Testo fornito -
· · · · ·

Stand by ma quanto mi costi?

Stand by L’aveva detto Beppe Grillo che lo stand by consuma! Il comico genovese tuonava dai palchi di mezz’Italia che per tenere accesi gli stand-by d’Europa ci voleva un’intera centrale nucleare. Se non ne vogliamo fare una questione ambientale pensiamo almeno al lato economico della faccenda! La comodità si paga a caro prezzo se consideriamo che in media si spendono circa 60 euro in più in bolletta.
A rivelarlo è uno studio europeo eseguito in collaborazione con il Politecnico di Milano e Legambiente.

Un eccesso di accensioni

A far lievitare i consumi ci sono azioni come lasciare il computer acceso per 24 ore al giorno (130 euro di bolletta in più). Le consolle da gioco Psp3 e X-Box hanno lo stesso consumo sia da spente che da accese (consumerebbero, secondo lo studio, 5 volte più di un frigorifero efficiente). Se si lasciano accesi tutto il giorno, in bolletta la luce sarà più cara di 250 euro. Attenzione anche a lasciare in stand-by – cioè spenti ma pronti all’uso – anche le casse, i decoder digitali (che consumano tantissimo), i televisori LDC e soprattutto le macchinette del caffè che in stand-by consumano 15 euro di energia elettrica l’anno.

· · · · ·

Estratti dei dati -

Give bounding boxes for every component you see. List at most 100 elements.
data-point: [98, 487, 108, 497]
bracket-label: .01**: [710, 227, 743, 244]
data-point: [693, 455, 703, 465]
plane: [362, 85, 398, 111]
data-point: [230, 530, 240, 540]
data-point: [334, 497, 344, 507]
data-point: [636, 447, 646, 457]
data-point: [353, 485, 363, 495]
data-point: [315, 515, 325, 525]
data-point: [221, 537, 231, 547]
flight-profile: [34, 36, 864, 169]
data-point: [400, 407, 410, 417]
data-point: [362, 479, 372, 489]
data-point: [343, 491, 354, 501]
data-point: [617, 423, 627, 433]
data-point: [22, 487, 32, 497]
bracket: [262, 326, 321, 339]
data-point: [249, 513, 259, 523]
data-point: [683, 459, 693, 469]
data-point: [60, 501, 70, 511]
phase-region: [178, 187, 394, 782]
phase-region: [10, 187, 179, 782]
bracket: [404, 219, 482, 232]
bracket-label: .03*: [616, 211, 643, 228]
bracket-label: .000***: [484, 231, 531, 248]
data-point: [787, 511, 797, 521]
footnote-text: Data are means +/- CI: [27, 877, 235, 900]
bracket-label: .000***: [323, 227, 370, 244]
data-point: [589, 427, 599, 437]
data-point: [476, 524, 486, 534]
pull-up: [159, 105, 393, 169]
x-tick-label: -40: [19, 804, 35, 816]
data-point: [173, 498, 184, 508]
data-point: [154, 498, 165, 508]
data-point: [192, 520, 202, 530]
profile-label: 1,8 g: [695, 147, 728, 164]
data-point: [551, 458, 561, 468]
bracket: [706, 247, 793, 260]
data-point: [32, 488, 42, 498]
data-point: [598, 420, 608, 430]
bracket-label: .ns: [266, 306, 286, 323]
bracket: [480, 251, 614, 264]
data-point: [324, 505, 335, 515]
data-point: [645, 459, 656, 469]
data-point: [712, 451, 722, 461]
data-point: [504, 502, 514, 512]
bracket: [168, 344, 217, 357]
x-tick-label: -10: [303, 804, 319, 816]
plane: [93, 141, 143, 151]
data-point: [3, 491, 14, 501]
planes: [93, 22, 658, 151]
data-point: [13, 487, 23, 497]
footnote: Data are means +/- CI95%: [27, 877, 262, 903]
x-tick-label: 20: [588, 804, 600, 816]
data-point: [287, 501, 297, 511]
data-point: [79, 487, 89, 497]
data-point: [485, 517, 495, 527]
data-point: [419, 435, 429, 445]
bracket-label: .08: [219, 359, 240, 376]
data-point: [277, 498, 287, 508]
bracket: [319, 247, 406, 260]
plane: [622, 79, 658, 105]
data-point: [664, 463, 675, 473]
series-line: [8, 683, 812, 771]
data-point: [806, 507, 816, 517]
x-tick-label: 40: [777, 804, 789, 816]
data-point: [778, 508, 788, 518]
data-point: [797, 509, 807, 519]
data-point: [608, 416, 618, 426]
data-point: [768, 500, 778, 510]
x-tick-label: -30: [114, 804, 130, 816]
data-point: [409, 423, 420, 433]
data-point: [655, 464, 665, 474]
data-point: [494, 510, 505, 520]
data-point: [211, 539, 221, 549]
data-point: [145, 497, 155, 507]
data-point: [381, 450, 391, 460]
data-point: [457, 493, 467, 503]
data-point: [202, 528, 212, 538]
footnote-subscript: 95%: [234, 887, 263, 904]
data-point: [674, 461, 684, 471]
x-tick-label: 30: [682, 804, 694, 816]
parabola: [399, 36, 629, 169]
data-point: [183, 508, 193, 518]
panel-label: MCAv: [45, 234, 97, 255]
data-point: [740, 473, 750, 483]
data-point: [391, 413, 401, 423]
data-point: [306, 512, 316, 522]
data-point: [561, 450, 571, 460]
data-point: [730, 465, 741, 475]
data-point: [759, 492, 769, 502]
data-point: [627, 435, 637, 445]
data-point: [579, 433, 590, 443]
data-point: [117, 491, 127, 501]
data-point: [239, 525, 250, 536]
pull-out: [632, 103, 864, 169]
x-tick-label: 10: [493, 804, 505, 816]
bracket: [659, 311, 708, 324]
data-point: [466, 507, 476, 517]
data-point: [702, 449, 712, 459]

· · · · ·

Dettagli del compito - Estrai senza modifiche dal testo sullo stand-by il brano che si apre con le parole contenenti "Stand by ma" e si chiude con "più in bolletta.". Le righe provengono da un'altra fonte.

Risposta -
Stand by ma quanto mi costi?

Stand by L’aveva detto Beppe Grillo che lo stand by consuma! Il comico genovese tuonava dai palchi di mezz’Italia che per tenere accesi gli stand-by d’Europa ci voleva un’intera centrale nucleare. Se non ne vogliamo fare una questione ambientale pensiamo almeno al lato economico della faccenda! La comodità si paga a caro prezzo se consideriamo che in media si spendono circa 60 euro in più in bolletta.